* **YOUR GOAL**
Your answer should be one number: how many lines of the data include the string "الاجتماعي"?

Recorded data

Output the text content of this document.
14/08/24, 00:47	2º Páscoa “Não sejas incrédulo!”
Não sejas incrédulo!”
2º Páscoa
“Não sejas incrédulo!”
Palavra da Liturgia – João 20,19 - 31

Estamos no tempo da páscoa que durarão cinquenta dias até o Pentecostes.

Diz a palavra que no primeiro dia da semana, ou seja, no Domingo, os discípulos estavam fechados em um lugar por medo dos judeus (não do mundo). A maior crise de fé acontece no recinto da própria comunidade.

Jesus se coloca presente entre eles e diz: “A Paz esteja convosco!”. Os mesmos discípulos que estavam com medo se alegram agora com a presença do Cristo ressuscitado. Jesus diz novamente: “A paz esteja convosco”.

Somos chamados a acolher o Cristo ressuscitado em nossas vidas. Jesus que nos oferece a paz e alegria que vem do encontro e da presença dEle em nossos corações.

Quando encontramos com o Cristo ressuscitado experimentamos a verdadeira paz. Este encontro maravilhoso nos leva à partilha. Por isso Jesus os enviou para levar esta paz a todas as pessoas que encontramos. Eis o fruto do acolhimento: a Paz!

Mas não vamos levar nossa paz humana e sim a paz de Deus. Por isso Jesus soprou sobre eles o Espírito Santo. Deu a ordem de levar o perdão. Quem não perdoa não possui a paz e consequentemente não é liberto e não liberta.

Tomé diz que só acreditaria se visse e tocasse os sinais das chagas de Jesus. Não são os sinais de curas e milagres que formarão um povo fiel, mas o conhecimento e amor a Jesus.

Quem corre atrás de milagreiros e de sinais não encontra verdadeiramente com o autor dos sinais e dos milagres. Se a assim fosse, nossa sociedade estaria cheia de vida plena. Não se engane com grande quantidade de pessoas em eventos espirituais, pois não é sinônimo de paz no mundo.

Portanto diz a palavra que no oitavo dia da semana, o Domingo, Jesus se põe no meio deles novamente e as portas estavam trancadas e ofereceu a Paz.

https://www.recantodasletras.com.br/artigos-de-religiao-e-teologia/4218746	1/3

==

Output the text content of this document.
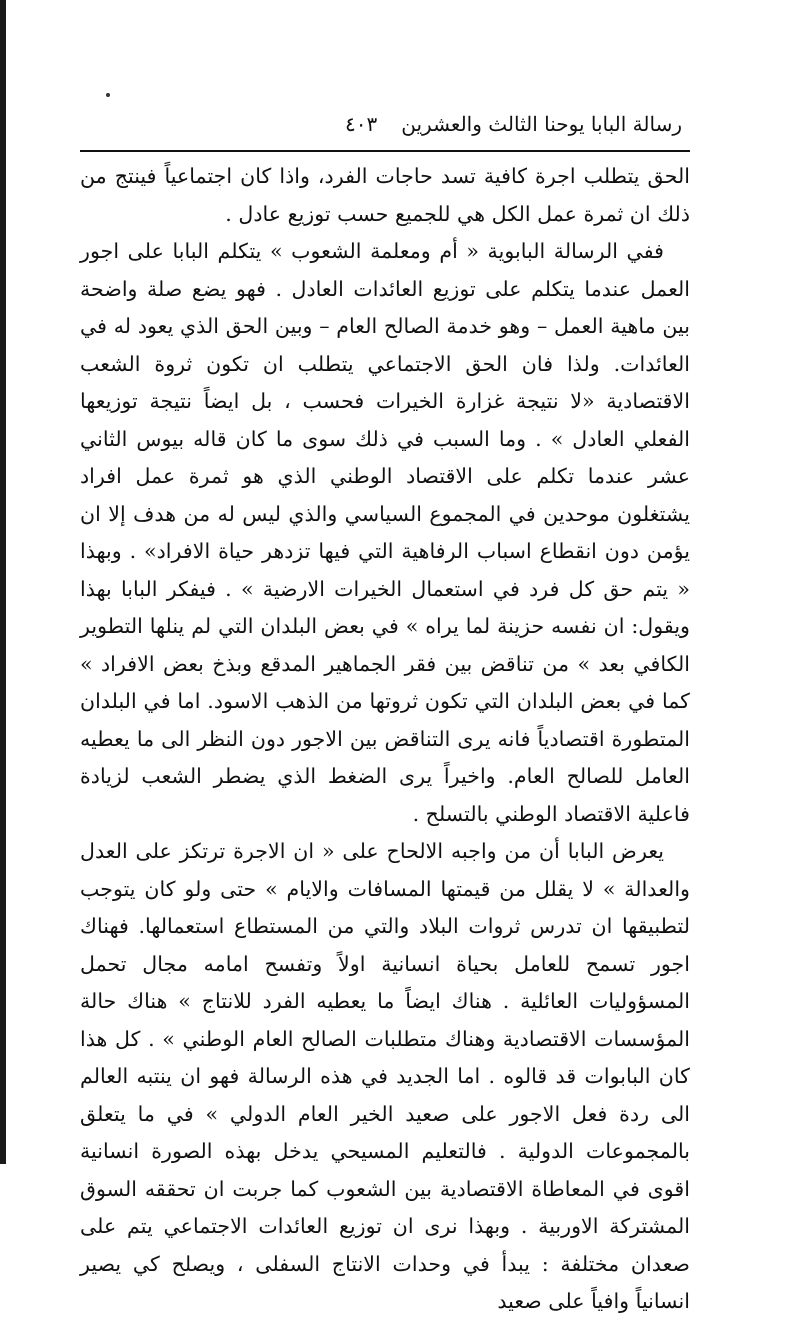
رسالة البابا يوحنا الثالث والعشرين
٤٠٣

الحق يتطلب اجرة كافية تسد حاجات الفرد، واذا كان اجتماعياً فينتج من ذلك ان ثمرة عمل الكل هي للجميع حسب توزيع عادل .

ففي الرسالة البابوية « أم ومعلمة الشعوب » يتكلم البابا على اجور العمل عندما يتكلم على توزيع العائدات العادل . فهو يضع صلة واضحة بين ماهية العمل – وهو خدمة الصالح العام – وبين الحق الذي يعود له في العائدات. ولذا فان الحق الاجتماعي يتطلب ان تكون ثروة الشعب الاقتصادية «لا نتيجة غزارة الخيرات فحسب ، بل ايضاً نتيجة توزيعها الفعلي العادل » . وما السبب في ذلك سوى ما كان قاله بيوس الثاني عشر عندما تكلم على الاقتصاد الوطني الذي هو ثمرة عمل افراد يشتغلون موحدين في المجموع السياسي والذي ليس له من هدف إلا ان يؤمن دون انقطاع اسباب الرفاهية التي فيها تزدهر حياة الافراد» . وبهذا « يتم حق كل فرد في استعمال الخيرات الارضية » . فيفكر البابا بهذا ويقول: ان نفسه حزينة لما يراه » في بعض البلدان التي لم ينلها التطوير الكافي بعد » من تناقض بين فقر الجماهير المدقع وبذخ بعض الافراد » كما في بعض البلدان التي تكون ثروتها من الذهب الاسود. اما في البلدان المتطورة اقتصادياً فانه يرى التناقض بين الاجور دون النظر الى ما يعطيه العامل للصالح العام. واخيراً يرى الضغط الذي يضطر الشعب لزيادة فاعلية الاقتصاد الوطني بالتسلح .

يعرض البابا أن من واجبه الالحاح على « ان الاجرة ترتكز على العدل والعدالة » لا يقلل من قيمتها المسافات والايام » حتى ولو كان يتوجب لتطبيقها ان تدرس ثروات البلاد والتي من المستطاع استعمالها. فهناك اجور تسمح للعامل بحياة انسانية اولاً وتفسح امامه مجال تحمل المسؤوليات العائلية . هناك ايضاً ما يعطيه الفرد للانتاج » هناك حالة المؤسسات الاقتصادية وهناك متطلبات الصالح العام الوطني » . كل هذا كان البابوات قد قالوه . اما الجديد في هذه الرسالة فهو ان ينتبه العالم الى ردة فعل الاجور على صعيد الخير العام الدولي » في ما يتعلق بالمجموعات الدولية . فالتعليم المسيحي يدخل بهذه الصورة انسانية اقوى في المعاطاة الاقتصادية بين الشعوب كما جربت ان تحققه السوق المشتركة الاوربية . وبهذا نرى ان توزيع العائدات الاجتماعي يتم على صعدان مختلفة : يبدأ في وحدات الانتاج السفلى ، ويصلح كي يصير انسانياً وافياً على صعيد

* **OUTPUT**
2